→ **WHAT TO DO**:
In the material below, find each line holding the string "Sekt" and copy it.

→ **TASK INPUT**:

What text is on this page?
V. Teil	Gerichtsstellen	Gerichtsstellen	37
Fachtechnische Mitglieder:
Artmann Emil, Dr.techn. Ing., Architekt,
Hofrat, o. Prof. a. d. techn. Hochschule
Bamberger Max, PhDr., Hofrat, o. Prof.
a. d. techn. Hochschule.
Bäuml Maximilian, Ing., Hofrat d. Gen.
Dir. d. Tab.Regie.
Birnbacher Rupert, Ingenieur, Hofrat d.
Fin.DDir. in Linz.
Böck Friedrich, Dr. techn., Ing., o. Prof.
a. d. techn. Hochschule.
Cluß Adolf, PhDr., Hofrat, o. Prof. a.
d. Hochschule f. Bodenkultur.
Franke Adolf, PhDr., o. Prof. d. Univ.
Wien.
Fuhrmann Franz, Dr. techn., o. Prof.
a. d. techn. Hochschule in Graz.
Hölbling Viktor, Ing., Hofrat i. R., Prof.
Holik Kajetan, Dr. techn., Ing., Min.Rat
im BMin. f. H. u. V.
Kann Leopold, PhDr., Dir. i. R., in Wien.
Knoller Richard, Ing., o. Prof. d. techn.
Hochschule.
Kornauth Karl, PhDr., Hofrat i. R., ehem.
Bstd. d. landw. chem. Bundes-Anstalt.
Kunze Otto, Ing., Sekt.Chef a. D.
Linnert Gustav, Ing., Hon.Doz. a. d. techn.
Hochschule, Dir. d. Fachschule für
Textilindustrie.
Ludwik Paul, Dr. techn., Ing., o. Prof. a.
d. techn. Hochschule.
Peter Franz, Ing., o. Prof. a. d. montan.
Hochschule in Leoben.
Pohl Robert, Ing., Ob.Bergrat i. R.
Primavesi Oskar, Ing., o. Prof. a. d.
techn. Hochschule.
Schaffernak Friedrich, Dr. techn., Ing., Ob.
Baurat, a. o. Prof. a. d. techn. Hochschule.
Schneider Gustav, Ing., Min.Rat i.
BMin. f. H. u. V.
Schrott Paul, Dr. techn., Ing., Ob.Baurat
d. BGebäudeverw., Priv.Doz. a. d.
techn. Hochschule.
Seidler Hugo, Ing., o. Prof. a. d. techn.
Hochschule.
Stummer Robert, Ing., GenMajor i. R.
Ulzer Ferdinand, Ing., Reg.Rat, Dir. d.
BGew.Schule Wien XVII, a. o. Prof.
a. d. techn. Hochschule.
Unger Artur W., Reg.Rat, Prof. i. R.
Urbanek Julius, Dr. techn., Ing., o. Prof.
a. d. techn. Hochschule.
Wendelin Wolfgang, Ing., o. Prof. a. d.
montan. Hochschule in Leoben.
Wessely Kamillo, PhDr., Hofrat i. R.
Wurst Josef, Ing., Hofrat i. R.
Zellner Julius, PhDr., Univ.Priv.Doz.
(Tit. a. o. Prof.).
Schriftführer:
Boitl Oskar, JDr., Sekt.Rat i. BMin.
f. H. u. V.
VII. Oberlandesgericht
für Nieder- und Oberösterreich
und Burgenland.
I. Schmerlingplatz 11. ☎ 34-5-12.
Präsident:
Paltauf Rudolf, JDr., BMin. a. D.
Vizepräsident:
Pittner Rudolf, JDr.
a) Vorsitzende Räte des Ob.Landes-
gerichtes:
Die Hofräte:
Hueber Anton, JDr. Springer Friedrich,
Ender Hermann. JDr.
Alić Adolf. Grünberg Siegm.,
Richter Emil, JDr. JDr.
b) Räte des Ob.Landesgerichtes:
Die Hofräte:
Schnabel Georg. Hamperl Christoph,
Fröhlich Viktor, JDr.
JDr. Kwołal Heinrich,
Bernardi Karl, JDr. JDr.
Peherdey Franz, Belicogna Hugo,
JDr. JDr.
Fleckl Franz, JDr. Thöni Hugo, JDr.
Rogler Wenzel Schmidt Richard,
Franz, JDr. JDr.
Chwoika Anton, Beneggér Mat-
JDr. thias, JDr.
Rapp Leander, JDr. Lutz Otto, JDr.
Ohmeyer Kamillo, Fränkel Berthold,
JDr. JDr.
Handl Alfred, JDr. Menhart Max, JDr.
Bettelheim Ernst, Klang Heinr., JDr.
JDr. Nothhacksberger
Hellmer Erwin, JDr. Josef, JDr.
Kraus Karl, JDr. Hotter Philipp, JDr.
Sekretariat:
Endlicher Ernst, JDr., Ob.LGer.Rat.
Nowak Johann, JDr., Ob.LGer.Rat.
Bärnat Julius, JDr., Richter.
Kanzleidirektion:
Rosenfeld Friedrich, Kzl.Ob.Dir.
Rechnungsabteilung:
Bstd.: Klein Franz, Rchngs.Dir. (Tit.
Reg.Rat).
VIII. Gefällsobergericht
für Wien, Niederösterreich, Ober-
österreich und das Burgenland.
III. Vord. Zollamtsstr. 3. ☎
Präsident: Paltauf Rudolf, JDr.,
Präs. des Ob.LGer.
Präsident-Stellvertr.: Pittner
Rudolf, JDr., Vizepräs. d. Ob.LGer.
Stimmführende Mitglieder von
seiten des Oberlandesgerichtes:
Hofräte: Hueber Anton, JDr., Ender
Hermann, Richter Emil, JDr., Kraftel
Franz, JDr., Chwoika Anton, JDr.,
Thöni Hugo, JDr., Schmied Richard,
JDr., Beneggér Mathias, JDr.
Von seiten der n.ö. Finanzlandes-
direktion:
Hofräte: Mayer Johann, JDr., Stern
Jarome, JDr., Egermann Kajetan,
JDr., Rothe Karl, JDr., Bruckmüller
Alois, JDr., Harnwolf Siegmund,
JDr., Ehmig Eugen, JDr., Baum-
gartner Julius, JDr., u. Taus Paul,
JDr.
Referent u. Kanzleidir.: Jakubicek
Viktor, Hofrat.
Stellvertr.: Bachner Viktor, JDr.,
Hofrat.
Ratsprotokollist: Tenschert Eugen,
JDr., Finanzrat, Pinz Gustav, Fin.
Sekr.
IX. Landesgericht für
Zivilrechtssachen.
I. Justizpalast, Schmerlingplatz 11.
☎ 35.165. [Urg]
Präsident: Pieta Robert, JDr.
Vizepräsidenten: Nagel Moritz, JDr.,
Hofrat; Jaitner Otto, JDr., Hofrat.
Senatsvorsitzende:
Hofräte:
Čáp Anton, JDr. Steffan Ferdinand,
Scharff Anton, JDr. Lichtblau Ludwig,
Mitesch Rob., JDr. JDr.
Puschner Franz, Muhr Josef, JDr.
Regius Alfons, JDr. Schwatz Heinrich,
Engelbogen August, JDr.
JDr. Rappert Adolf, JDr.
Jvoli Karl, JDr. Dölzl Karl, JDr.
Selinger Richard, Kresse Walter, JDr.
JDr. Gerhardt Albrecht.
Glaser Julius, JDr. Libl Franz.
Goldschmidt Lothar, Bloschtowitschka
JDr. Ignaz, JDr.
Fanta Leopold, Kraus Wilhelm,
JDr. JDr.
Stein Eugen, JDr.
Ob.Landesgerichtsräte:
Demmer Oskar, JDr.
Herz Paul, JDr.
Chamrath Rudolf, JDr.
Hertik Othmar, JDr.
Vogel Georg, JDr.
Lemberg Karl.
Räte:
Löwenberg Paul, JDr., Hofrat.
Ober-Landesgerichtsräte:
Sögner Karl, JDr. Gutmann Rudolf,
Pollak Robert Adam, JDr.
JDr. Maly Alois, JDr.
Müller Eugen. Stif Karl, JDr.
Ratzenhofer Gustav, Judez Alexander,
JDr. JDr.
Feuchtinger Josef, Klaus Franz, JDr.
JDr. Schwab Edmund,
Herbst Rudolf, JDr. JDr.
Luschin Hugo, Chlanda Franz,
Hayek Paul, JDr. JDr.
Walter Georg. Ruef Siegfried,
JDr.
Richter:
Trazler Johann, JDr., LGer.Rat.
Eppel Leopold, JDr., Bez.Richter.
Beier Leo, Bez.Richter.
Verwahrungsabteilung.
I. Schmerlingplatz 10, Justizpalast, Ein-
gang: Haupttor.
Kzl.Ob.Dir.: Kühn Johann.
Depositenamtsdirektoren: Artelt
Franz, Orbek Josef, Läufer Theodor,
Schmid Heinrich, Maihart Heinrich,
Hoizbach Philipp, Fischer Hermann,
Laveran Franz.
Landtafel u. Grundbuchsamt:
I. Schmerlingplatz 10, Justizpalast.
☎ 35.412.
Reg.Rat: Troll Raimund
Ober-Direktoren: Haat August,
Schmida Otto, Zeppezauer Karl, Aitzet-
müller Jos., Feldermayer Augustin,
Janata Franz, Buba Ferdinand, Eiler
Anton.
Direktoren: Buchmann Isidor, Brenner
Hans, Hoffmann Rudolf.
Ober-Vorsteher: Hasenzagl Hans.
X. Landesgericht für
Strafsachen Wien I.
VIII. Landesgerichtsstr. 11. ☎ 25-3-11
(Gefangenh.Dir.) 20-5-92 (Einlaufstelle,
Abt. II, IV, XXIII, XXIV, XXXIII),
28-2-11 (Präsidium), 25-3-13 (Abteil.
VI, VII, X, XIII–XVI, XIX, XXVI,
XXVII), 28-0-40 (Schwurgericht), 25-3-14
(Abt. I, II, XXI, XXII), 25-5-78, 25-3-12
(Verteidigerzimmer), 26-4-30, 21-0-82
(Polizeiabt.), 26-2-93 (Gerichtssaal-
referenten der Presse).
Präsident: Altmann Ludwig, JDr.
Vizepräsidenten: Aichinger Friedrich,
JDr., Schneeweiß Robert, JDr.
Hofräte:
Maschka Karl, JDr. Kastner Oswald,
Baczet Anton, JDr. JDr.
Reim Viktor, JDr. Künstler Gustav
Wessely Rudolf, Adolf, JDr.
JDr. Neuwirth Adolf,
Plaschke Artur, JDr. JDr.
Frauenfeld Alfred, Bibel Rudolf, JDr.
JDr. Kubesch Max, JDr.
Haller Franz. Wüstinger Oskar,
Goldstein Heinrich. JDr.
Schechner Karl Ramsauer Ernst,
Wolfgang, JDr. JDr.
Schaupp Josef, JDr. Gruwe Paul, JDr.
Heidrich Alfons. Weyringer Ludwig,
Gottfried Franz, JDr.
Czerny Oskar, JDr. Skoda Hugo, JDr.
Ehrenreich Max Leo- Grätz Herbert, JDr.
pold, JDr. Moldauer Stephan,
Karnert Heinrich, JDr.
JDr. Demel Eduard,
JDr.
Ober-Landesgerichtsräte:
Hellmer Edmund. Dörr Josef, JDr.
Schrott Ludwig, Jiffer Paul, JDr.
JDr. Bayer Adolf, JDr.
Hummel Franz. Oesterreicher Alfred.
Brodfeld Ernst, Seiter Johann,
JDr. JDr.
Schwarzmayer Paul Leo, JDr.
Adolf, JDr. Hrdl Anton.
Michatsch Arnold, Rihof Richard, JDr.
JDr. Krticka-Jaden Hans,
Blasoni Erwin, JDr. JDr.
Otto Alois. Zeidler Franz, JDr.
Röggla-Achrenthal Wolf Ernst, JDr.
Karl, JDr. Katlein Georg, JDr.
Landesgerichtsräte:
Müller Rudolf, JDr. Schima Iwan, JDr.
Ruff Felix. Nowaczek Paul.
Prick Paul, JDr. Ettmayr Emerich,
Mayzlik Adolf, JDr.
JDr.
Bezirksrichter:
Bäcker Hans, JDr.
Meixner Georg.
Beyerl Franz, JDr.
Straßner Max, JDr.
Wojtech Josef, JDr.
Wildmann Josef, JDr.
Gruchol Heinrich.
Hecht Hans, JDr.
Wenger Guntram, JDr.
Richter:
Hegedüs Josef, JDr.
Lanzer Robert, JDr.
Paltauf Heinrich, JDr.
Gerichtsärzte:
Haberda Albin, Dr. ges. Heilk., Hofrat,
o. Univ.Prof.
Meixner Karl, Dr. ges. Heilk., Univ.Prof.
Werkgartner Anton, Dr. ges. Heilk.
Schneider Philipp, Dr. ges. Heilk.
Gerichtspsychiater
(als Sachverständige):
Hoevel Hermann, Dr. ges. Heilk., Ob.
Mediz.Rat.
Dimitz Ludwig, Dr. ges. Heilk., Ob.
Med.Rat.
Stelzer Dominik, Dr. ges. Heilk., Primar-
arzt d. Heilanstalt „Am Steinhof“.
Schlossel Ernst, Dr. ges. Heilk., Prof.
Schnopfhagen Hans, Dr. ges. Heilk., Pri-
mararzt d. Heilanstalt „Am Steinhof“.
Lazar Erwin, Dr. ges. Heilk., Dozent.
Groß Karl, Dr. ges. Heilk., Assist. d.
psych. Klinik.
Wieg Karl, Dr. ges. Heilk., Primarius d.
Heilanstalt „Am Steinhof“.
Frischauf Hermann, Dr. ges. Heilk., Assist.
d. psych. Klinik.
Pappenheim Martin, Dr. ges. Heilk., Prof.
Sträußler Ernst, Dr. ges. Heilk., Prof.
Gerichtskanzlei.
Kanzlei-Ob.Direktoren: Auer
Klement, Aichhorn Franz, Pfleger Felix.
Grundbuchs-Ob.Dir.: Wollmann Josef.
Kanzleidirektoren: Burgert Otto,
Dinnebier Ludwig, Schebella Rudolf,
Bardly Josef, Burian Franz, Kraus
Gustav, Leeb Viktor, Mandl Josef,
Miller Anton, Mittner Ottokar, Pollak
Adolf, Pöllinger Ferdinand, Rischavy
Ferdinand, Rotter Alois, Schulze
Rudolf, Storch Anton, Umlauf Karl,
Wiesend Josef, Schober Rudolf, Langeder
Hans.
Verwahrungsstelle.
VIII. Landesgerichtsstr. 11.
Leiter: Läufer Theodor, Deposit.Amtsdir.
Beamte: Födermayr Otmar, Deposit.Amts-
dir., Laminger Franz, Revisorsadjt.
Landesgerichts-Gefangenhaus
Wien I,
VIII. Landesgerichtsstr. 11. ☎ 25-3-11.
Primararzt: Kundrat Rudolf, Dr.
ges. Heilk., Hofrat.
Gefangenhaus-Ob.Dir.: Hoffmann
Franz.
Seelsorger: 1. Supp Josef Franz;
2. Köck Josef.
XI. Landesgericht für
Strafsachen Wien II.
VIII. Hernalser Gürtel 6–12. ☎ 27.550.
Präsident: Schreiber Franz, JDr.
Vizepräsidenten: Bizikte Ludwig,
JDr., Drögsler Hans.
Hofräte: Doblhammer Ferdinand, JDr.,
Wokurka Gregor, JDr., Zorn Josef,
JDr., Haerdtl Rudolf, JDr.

→ **SOLUTION TO THE EXERCISE**:
Kunze Otto, Ing., Sekt.Chef a. D.
Boitl Oskar, JDr., Sekt.Rat i. BMin.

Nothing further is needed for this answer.